# [Provided data]
..............................
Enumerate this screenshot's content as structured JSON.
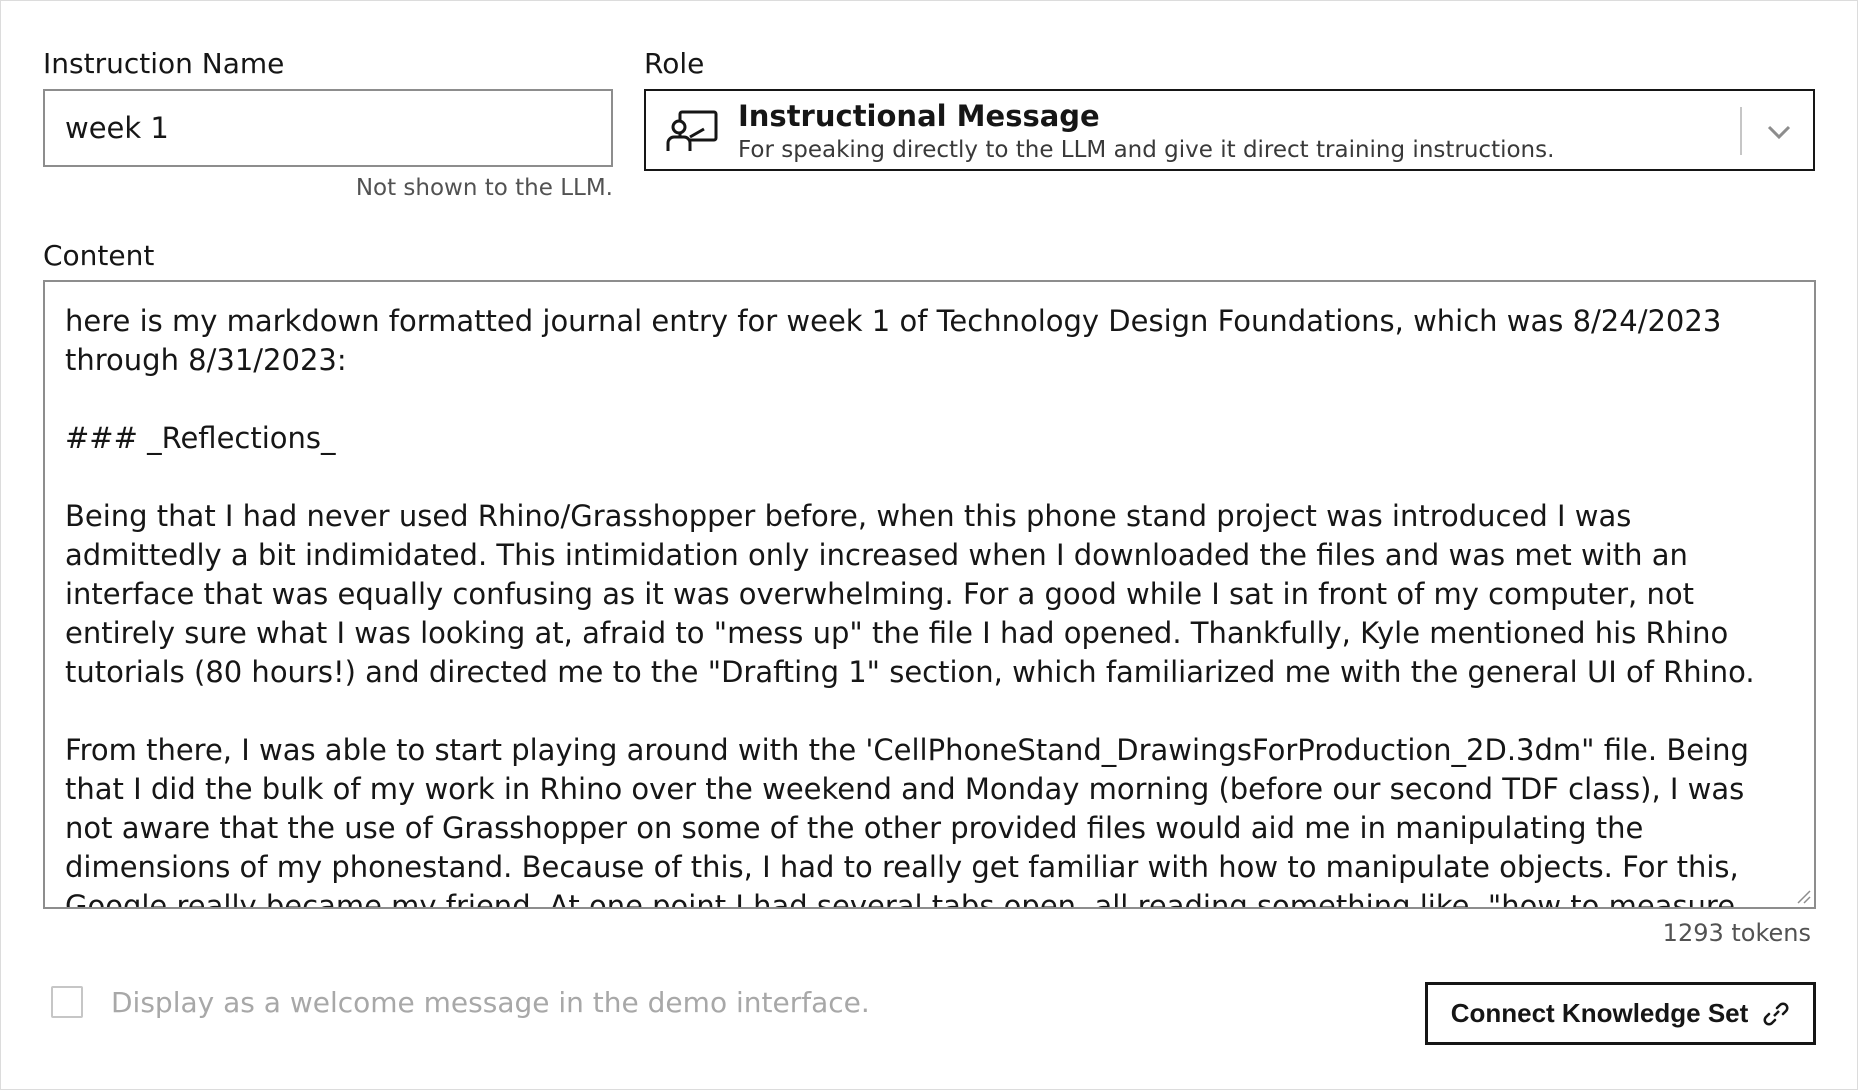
{
  "instruction_name": {
    "label": "Instruction Name",
    "value": "week 1",
    "helper": "Not shown to the LLM."
  },
  "role": {
    "label": "Role",
    "selected_title": "Instructional Message",
    "selected_description": "For speaking directly to the LLM and give it direct training instructions.",
    "icon": "person-presenting-icon"
  },
  "content": {
    "label": "Content",
    "text": "here is my markdown formatted journal entry for week 1 of Technology Design Foundations, which was 8/24/2023 through 8/31/2023:\n\n### _Reflections_\n\nBeing that I had never used Rhino/Grasshopper before, when this phone stand project was introduced I was admittedly a bit indimidated. This intimidation only increased when I downloaded the files and was met with an interface that was equally confusing as it was overwhelming. For a good while I sat in front of my computer, not entirely sure what I was looking at, afraid to \"mess up\" the file I had opened. Thankfully, Kyle mentioned his Rhino tutorials (80 hours!) and directed me to the \"Drafting 1\" section, which familiarized me with the general UI of Rhino.\n\nFrom there, I was able to start playing around with the 'CellPhoneStand_DrawingsForProduction_2D.3dm\" file. Being that I did the bulk of my work in Rhino over the weekend and Monday morning (before our second TDF class), I was not aware that the use of Grasshopper on some of the other provided files would aid me in manipulating the dimensions of my phonestand. Because of this, I had to really get familiar with how to manipulate objects. For this, Google really became my friend. At one point I had several tabs open, all reading something like, \"how to measure length of a line in Rhino\", \"how to measure angles in Rhino\", and",
    "tokens": "1293 tokens"
  },
  "welcome_checkbox": {
    "label": "Display as a welcome message in the demo interface.",
    "checked": false
  },
  "connect_button": {
    "label": "Connect Knowledge Set",
    "icon": "link-icon"
  }
}
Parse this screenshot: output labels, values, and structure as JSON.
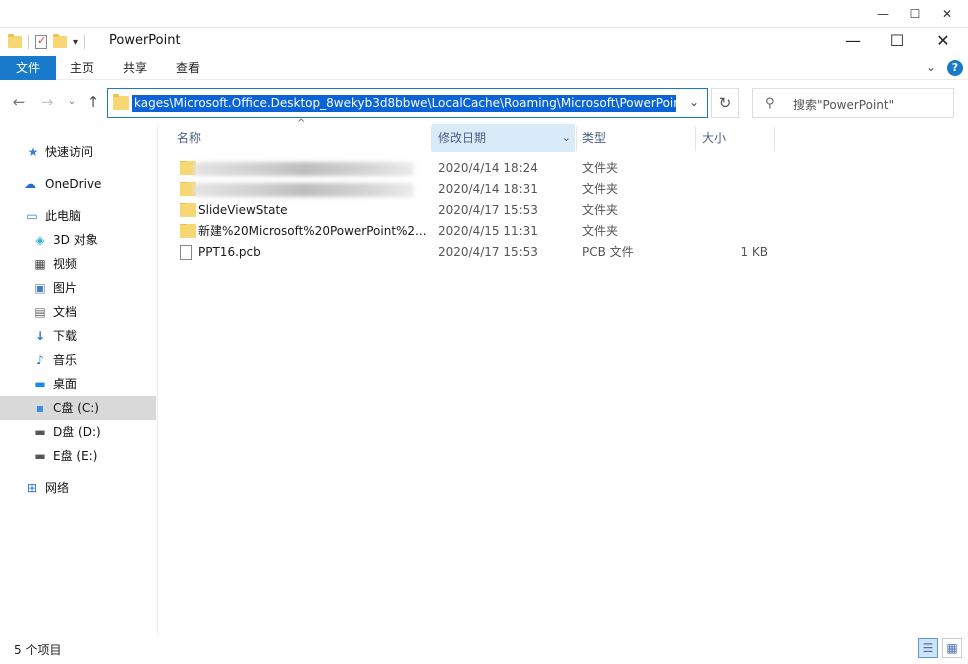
{
  "window": {
    "title": "PowerPoint"
  },
  "ribbon": {
    "tabs": [
      "文件",
      "主页",
      "共享",
      "查看"
    ]
  },
  "address": {
    "path": "kages\\Microsoft.Office.Desktop_8wekyb3d8bbwe\\LocalCache\\Roaming\\Microsoft\\PowerPoint"
  },
  "search": {
    "placeholder": "搜索\"PowerPoint\""
  },
  "sidebar": {
    "items": [
      {
        "label": "快速访问",
        "icon": "star-icon"
      },
      {
        "label": "OneDrive",
        "icon": "cloud-icon"
      },
      {
        "label": "此电脑",
        "icon": "computer-icon"
      },
      {
        "label": "3D 对象",
        "icon": "cube-icon"
      },
      {
        "label": "视频",
        "icon": "video-icon"
      },
      {
        "label": "图片",
        "icon": "picture-icon"
      },
      {
        "label": "文档",
        "icon": "document-icon"
      },
      {
        "label": "下载",
        "icon": "download-icon"
      },
      {
        "label": "音乐",
        "icon": "music-icon"
      },
      {
        "label": "桌面",
        "icon": "desktop-icon"
      },
      {
        "label": "C盘 (C:)",
        "icon": "drive-icon",
        "selected": true
      },
      {
        "label": "D盘 (D:)",
        "icon": "drive-icon"
      },
      {
        "label": "E盘 (E:)",
        "icon": "drive-icon"
      },
      {
        "label": "网络",
        "icon": "network-icon"
      }
    ]
  },
  "columns": {
    "name": "名称",
    "date": "修改日期",
    "type": "类型",
    "size": "大小"
  },
  "files": [
    {
      "name": "",
      "date": "2020/4/14 18:24",
      "type": "文件夹",
      "size": "",
      "blurred": true
    },
    {
      "name": "",
      "date": "2020/4/14 18:31",
      "type": "文件夹",
      "size": "",
      "blurred": true
    },
    {
      "name": "SlideViewState",
      "date": "2020/4/17 15:53",
      "type": "文件夹",
      "size": ""
    },
    {
      "name": "新建%20Microsoft%20PowerPoint%2...",
      "date": "2020/4/15 11:31",
      "type": "文件夹",
      "size": ""
    },
    {
      "name": "PPT16.pcb",
      "date": "2020/4/17 15:53",
      "type": "PCB 文件",
      "size": "1 KB"
    }
  ],
  "status": {
    "count": "5 个项目"
  }
}
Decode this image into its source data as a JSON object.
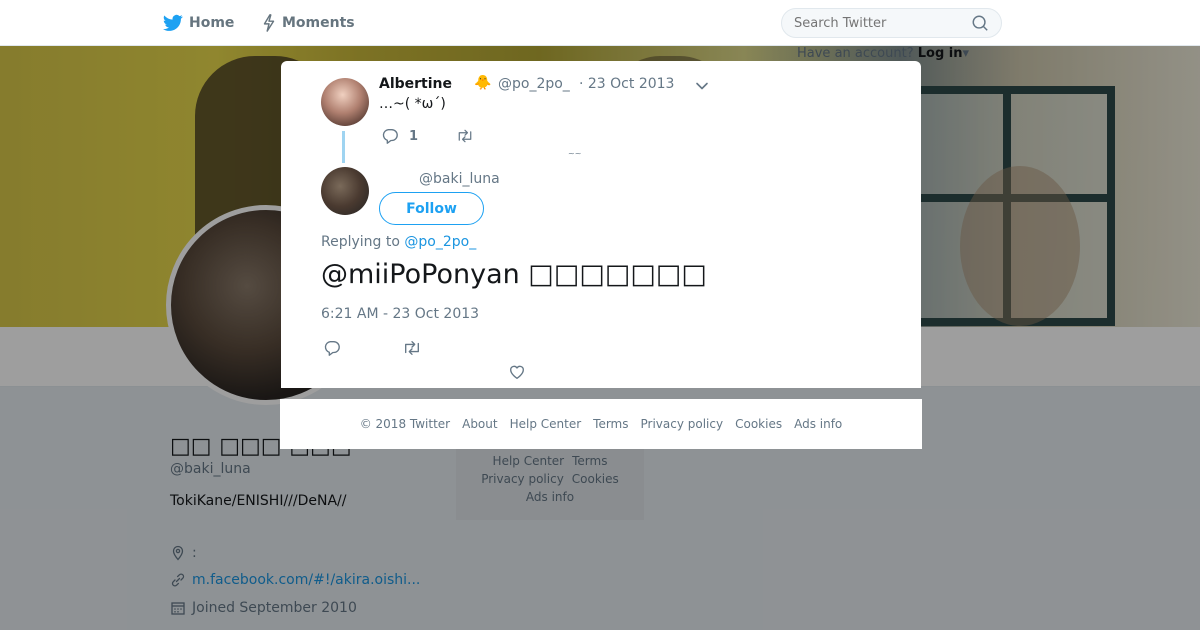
{
  "nav": {
    "home": "Home",
    "moments": "Moments",
    "search_placeholder": "Search Twitter",
    "have_account": "Have an account?",
    "login": "Log in"
  },
  "profile": {
    "name": "□□ □□□ □□□",
    "handle": "@baki_luna",
    "bio": "TokiKane/ENISHI///DeNA//",
    "location": ":",
    "website": "m.facebook.com/#!/akira.oishi...",
    "joined": "Joined September 2010"
  },
  "side_footer": {
    "help_center": "Help Center",
    "terms": "Terms",
    "privacy": "Privacy policy",
    "cookies": "Cookies",
    "ads_info": "Ads info"
  },
  "parent_tweet": {
    "name": "Albertine",
    "emoji": "🐥",
    "handle": "@po_2po_",
    "date": "· 23 Oct 2013",
    "text": "…~( *ω´)",
    "reply_count": "1",
    "mark": "~~"
  },
  "main_tweet": {
    "handle": "@baki_luna",
    "follow": "Follow",
    "replying_to_label": "Replying to",
    "replying_to_handle": "@po_2po_",
    "text": "@miiPoPonyan □□□□□□□",
    "time": "6:21 AM - 23 Oct 2013"
  },
  "footer": {
    "copyright": "© 2018 Twitter",
    "about": "About",
    "help_center": "Help Center",
    "terms": "Terms",
    "privacy": "Privacy policy",
    "cookies": "Cookies",
    "ads_info": "Ads info"
  },
  "icons": {
    "home": "home-bird-icon",
    "moments": "lightning-icon",
    "search": "search-icon",
    "close": "close-icon",
    "reply": "reply-icon",
    "retweet": "retweet-icon",
    "like": "heart-icon",
    "caret": "chevron-down-icon",
    "location": "location-pin-icon",
    "link": "link-icon",
    "calendar": "calendar-icon"
  },
  "colors": {
    "accent": "#1da1f2",
    "link": "#1b95e0",
    "muted": "#657786",
    "thread_line": "#9fd4f1"
  }
}
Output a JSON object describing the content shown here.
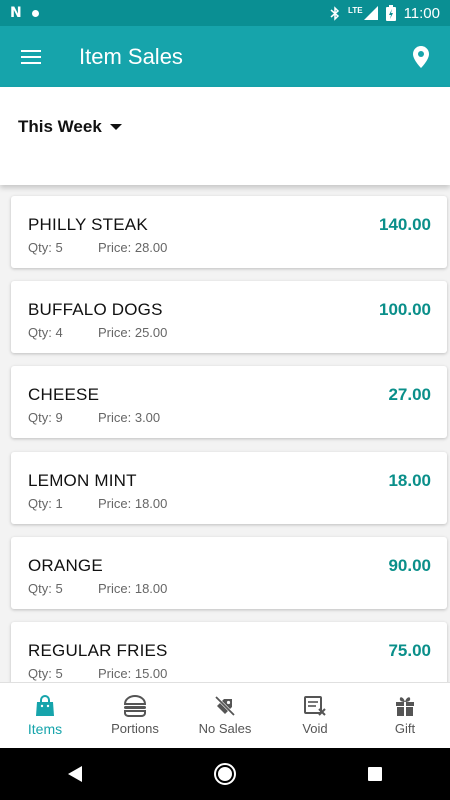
{
  "status_bar": {
    "time": "11:00",
    "network": "LTE"
  },
  "app_bar": {
    "title": "Item Sales"
  },
  "filter": {
    "period": "This Week"
  },
  "items": [
    {
      "name": "PHILLY STEAK",
      "qty": "Qty: 5",
      "price": "Price: 28.00",
      "total": "140.00"
    },
    {
      "name": "BUFFALO DOGS",
      "qty": "Qty: 4",
      "price": "Price: 25.00",
      "total": "100.00"
    },
    {
      "name": "CHEESE",
      "qty": "Qty: 9",
      "price": "Price: 3.00",
      "total": "27.00"
    },
    {
      "name": "LEMON MINT",
      "qty": "Qty: 1",
      "price": "Price: 18.00",
      "total": "18.00"
    },
    {
      "name": "ORANGE",
      "qty": "Qty: 5",
      "price": "Price: 18.00",
      "total": "90.00"
    },
    {
      "name": "REGULAR FRIES",
      "qty": "Qty: 5",
      "price": "Price: 15.00",
      "total": "75.00"
    }
  ],
  "bottom_nav": [
    {
      "label": "Items",
      "icon": "shopping-bag-icon",
      "active": true
    },
    {
      "label": "Portions",
      "icon": "burger-icon",
      "active": false
    },
    {
      "label": "No Sales",
      "icon": "no-sales-icon",
      "active": false
    },
    {
      "label": "Void",
      "icon": "void-receipt-icon",
      "active": false
    },
    {
      "label": "Gift",
      "icon": "gift-icon",
      "active": false
    }
  ],
  "colors": {
    "primary": "#16a4ab",
    "status_bar": "#0a8f93",
    "amount": "#0a8f8a"
  }
}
..............................
# [What you are asked to do]
Excluding the pictures, reproduce every entry exactly as given.

# [Complete output]
Enumerate this screenshot's content as structured JSON.
{
  "instruction_name": {
    "label": "Instruction Name",
    "value": "week 1",
    "helper": "Not shown to the LLM."
  },
  "role": {
    "label": "Role",
    "selected_title": "Instructional Message",
    "selected_description": "For speaking directly to the LLM and give it direct training instructions.",
    "icon": "person-presenting-icon"
  },
  "content": {
    "label": "Content",
    "text": "here is my markdown formatted journal entry for week 1 of Technology Design Foundations, which was 8/24/2023 through 8/31/2023:\n\n### _Reflections_\n\nBeing that I had never used Rhino/Grasshopper before, when this phone stand project was introduced I was admittedly a bit indimidated. This intimidation only increased when I downloaded the files and was met with an interface that was equally confusing as it was overwhelming. For a good while I sat in front of my computer, not entirely sure what I was looking at, afraid to \"mess up\" the file I had opened. Thankfully, Kyle mentioned his Rhino tutorials (80 hours!) and directed me to the \"Drafting 1\" section, which familiarized me with the general UI of Rhino.\n\nFrom there, I was able to start playing around with the 'CellPhoneStand_DrawingsForProduction_2D.3dm\" file. Being that I did the bulk of my work in Rhino over the weekend and Monday morning (before our second TDF class), I was not aware that the use of Grasshopper on some of the other provided files would aid me in manipulating the dimensions of my phonestand. Because of this, I had to really get familiar with how to manipulate objects. For this, Google really became my friend. At one point I had several tabs open, all reading something like, \"how to measure length of a line in Rhino\", \"how to measure angles in Rhino\", and",
    "tokens": "1293 tokens"
  },
  "welcome_checkbox": {
    "label": "Display as a welcome message in the demo interface.",
    "checked": false
  },
  "connect_button": {
    "label": "Connect Knowledge Set",
    "icon": "link-icon"
  }
}
Parse this screenshot: output labels, values, and structure as JSON.
{
  "window": {
    "title": "PowerPoint"
  },
  "ribbon": {
    "tabs": [
      "文件",
      "主页",
      "共享",
      "查看"
    ]
  },
  "address": {
    "path": "kages\\Microsoft.Office.Desktop_8wekyb3d8bbwe\\LocalCache\\Roaming\\Microsoft\\PowerPoint"
  },
  "search": {
    "placeholder": "搜索\"PowerPoint\""
  },
  "sidebar": {
    "items": [
      {
        "label": "快速访问",
        "icon": "star-icon"
      },
      {
        "label": "OneDrive",
        "icon": "cloud-icon"
      },
      {
        "label": "此电脑",
        "icon": "computer-icon"
      },
      {
        "label": "3D 对象",
        "icon": "cube-icon"
      },
      {
        "label": "视频",
        "icon": "video-icon"
      },
      {
        "label": "图片",
        "icon": "picture-icon"
      },
      {
        "label": "文档",
        "icon": "document-icon"
      },
      {
        "label": "下载",
        "icon": "download-icon"
      },
      {
        "label": "音乐",
        "icon": "music-icon"
      },
      {
        "label": "桌面",
        "icon": "desktop-icon"
      },
      {
        "label": "C盘 (C:)",
        "icon": "drive-icon",
        "selected": true
      },
      {
        "label": "D盘 (D:)",
        "icon": "drive-icon"
      },
      {
        "label": "E盘 (E:)",
        "icon": "drive-icon"
      },
      {
        "label": "网络",
        "icon": "network-icon"
      }
    ]
  },
  "columns": {
    "name": "名称",
    "date": "修改日期",
    "type": "类型",
    "size": "大小"
  },
  "files": [
    {
      "name": "",
      "date": "2020/4/14 18:24",
      "type": "文件夹",
      "size": "",
      "blurred": true
    },
    {
      "name": "",
      "date": "2020/4/14 18:31",
      "type": "文件夹",
      "size": "",
      "blurred": true
    },
    {
      "name": "SlideViewState",
      "date": "2020/4/17 15:53",
      "type": "文件夹",
      "size": ""
    },
    {
      "name": "新建%20Microsoft%20PowerPoint%2...",
      "date": "2020/4/15 11:31",
      "type": "文件夹",
      "size": ""
    },
    {
      "name": "PPT16.pcb",
      "date": "2020/4/17 15:53",
      "type": "PCB 文件",
      "size": "1 KB"
    }
  ],
  "status": {
    "count": "5 个项目"
  }
}
Decode this image into its source data as a JSON object.
{
  "nav": {
    "home": "Home",
    "moments": "Moments",
    "search_placeholder": "Search Twitter",
    "have_account": "Have an account?",
    "login": "Log in"
  },
  "profile": {
    "name": "□□ □□□ □□□",
    "handle": "@baki_luna",
    "bio": "TokiKane/ENISHI///DeNA//",
    "location": ":",
    "website": "m.facebook.com/#!/akira.oishi...",
    "joined": "Joined September 2010"
  },
  "side_footer": {
    "help_center": "Help Center",
    "terms": "Terms",
    "privacy": "Privacy policy",
    "cookies": "Cookies",
    "ads_info": "Ads info"
  },
  "parent_tweet": {
    "name": "Albertine",
    "emoji": "🐥",
    "handle": "@po_2po_",
    "date": "· 23 Oct 2013",
    "text": "…~( *ω´)",
    "reply_count": "1",
    "mark": "~~"
  },
  "main_tweet": {
    "handle": "@baki_luna",
    "follow": "Follow",
    "replying_to_label": "Replying to",
    "replying_to_handle": "@po_2po_",
    "text": "@miiPoPonyan □□□□□□□",
    "time": "6:21 AM - 23 Oct 2013"
  },
  "footer": {
    "copyright": "© 2018 Twitter",
    "about": "About",
    "help_center": "Help Center",
    "terms": "Terms",
    "privacy": "Privacy policy",
    "cookies": "Cookies",
    "ads_info": "Ads info"
  },
  "icons": {
    "home": "home-bird-icon",
    "moments": "lightning-icon",
    "search": "search-icon",
    "close": "close-icon",
    "reply": "reply-icon",
    "retweet": "retweet-icon",
    "like": "heart-icon",
    "caret": "chevron-down-icon",
    "location": "location-pin-icon",
    "link": "link-icon",
    "calendar": "calendar-icon"
  },
  "colors": {
    "accent": "#1da1f2",
    "link": "#1b95e0",
    "muted": "#657786",
    "thread_line": "#9fd4f1"
  }
}
Output a JSON object describing the content shown here.
{
  "status_bar": {
    "time": "11:00",
    "network": "LTE"
  },
  "app_bar": {
    "title": "Item Sales"
  },
  "filter": {
    "period": "This Week"
  },
  "items": [
    {
      "name": "PHILLY STEAK",
      "qty": "Qty: 5",
      "price": "Price: 28.00",
      "total": "140.00"
    },
    {
      "name": "BUFFALO DOGS",
      "qty": "Qty: 4",
      "price": "Price: 25.00",
      "total": "100.00"
    },
    {
      "name": "CHEESE",
      "qty": "Qty: 9",
      "price": "Price: 3.00",
      "total": "27.00"
    },
    {
      "name": "LEMON MINT",
      "qty": "Qty: 1",
      "price": "Price: 18.00",
      "total": "18.00"
    },
    {
      "name": "ORANGE",
      "qty": "Qty: 5",
      "price": "Price: 18.00",
      "total": "90.00"
    },
    {
      "name": "REGULAR FRIES",
      "qty": "Qty: 5",
      "price": "Price: 15.00",
      "total": "75.00"
    }
  ],
  "bottom_nav": [
    {
      "label": "Items",
      "icon": "shopping-bag-icon",
      "active": true
    },
    {
      "label": "Portions",
      "icon": "burger-icon",
      "active": false
    },
    {
      "label": "No Sales",
      "icon": "no-sales-icon",
      "active": false
    },
    {
      "label": "Void",
      "icon": "void-receipt-icon",
      "active": false
    },
    {
      "label": "Gift",
      "icon": "gift-icon",
      "active": false
    }
  ],
  "colors": {
    "primary": "#16a4ab",
    "status_bar": "#0a8f93",
    "amount": "#0a8f8a"
  }
}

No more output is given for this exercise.